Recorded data
------------------------------------------------------------

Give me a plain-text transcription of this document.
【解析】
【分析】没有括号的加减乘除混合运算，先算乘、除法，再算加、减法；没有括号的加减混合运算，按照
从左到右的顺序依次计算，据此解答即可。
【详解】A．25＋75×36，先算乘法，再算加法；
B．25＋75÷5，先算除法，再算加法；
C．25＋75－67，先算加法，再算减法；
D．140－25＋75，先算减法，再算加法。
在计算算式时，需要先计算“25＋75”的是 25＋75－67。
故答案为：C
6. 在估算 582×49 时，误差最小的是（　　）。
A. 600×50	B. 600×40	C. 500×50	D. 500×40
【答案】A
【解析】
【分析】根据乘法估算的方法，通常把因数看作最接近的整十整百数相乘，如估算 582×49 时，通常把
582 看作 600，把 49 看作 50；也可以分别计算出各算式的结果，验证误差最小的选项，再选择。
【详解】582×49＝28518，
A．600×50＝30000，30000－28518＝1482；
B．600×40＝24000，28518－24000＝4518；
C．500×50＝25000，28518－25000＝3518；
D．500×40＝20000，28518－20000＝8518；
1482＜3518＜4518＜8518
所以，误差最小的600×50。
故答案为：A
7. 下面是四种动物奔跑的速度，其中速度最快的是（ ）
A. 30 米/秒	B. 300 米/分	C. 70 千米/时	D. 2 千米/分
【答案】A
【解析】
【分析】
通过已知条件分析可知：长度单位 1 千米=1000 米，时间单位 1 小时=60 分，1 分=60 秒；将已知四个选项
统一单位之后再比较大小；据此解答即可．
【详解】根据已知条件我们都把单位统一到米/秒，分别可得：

------------------------------------------------------------

→ **INSTRUCTIONS TO FOLLOW**: Identify and list each line with the word "再算加法".

→ **THE RESULT**:
【详解】A．25＋75×36，先算乘法，再算加法；
B．25＋75÷5，先算除法，再算加法；
D．140－25＋75，先算减法，再算加法。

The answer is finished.